* _ENTRIES PROVIDED_
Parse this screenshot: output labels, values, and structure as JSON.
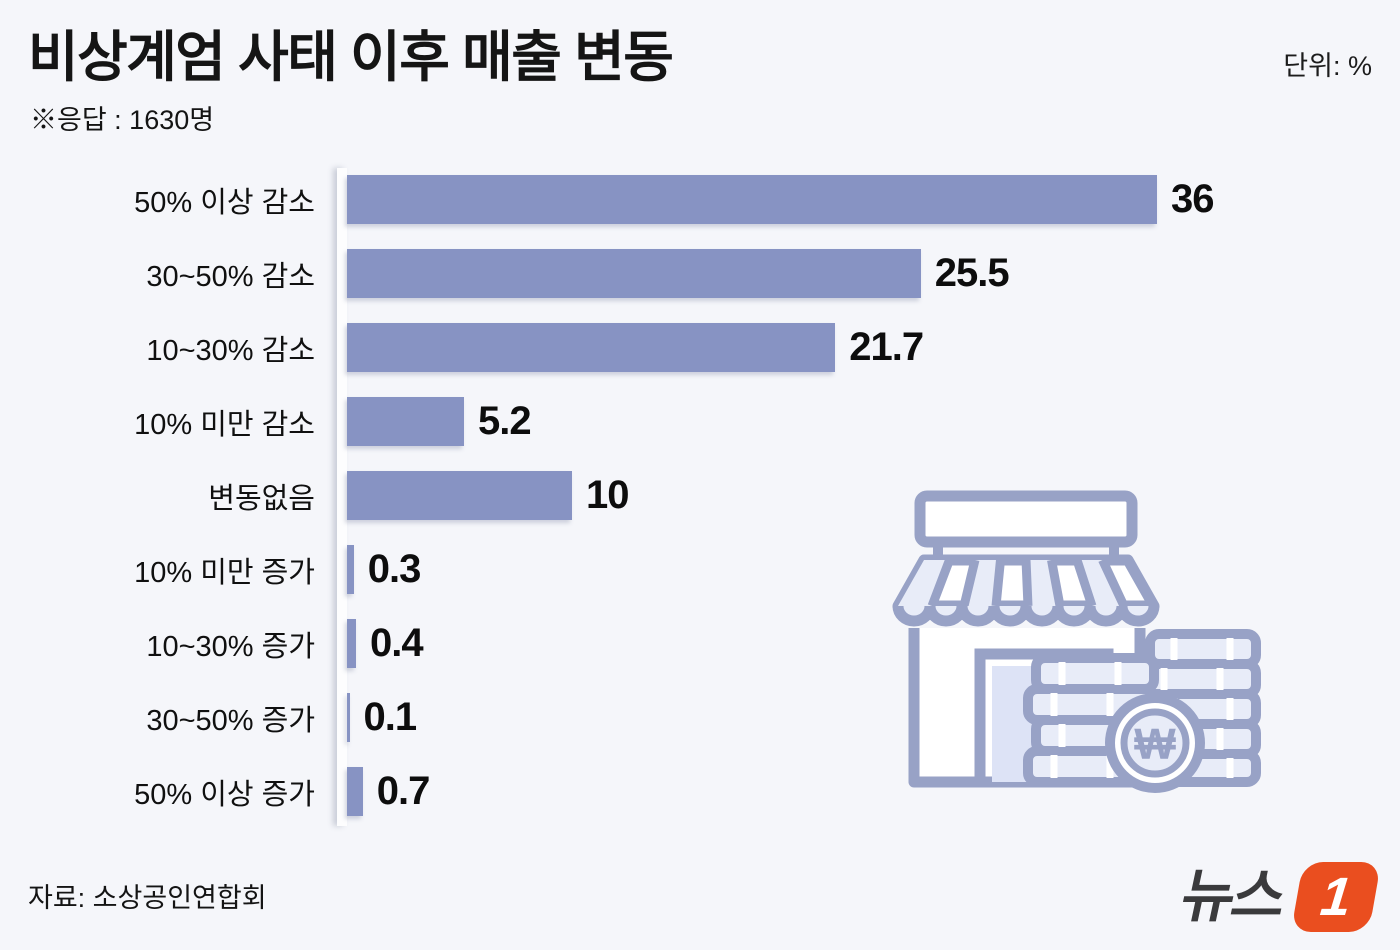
{
  "header": {
    "title": "비상계엄 사태 이후 매출 변동",
    "unit_label": "단위: %",
    "respondents_note": "※응답 : 1630명"
  },
  "chart_data": {
    "type": "bar",
    "orientation": "horizontal",
    "title": "비상계엄 사태 이후 매출 변동",
    "unit": "%",
    "categories": [
      "50% 이상 감소",
      "30~50% 감소",
      "10~30% 감소",
      "10% 미만 감소",
      "변동없음",
      "10% 미만 증가",
      "10~30% 증가",
      "30~50% 증가",
      "50% 이상 증가"
    ],
    "values": [
      36,
      25.5,
      21.7,
      5.2,
      10,
      0.3,
      0.4,
      0.1,
      0.7
    ],
    "value_labels_shown": true,
    "xlim": [
      0,
      36
    ],
    "grid": false,
    "legend": false,
    "bar_color": "#8793c3",
    "background_color": "#f5f6fa"
  },
  "icon": {
    "name": "storefront-with-coins",
    "won_symbol": "₩"
  },
  "footer": {
    "source": "자료: 소상공인연합회",
    "logo_text": "뉴스",
    "logo_badge": "1",
    "logo_badge_color": "#ea4e1f",
    "logo_text_color": "#3a3a3c"
  }
}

* _WHAT IS ASKED_
Except for the pictures, copy the material above exactly.

* _RESULT BELOW_
Parse this screenshot: output labels, values, and structure as JSON.
{
  "header": {
    "title": "비상계엄 사태 이후 매출 변동",
    "unit_label": "단위: %",
    "respondents_note": "※응답 : 1630명"
  },
  "chart_data": {
    "type": "bar",
    "orientation": "horizontal",
    "title": "비상계엄 사태 이후 매출 변동",
    "unit": "%",
    "categories": [
      "50% 이상 감소",
      "30~50% 감소",
      "10~30% 감소",
      "10% 미만 감소",
      "변동없음",
      "10% 미만 증가",
      "10~30% 증가",
      "30~50% 증가",
      "50% 이상 증가"
    ],
    "values": [
      36,
      25.5,
      21.7,
      5.2,
      10,
      0.3,
      0.4,
      0.1,
      0.7
    ],
    "value_labels_shown": true,
    "xlim": [
      0,
      36
    ],
    "grid": false,
    "legend": false,
    "bar_color": "#8793c3",
    "background_color": "#f5f6fa"
  },
  "icon": {
    "name": "storefront-with-coins",
    "won_symbol": "₩"
  },
  "footer": {
    "source": "자료: 소상공인연합회",
    "logo_text": "뉴스",
    "logo_badge": "1",
    "logo_badge_color": "#ea4e1f",
    "logo_text_color": "#3a3a3c"
  }
}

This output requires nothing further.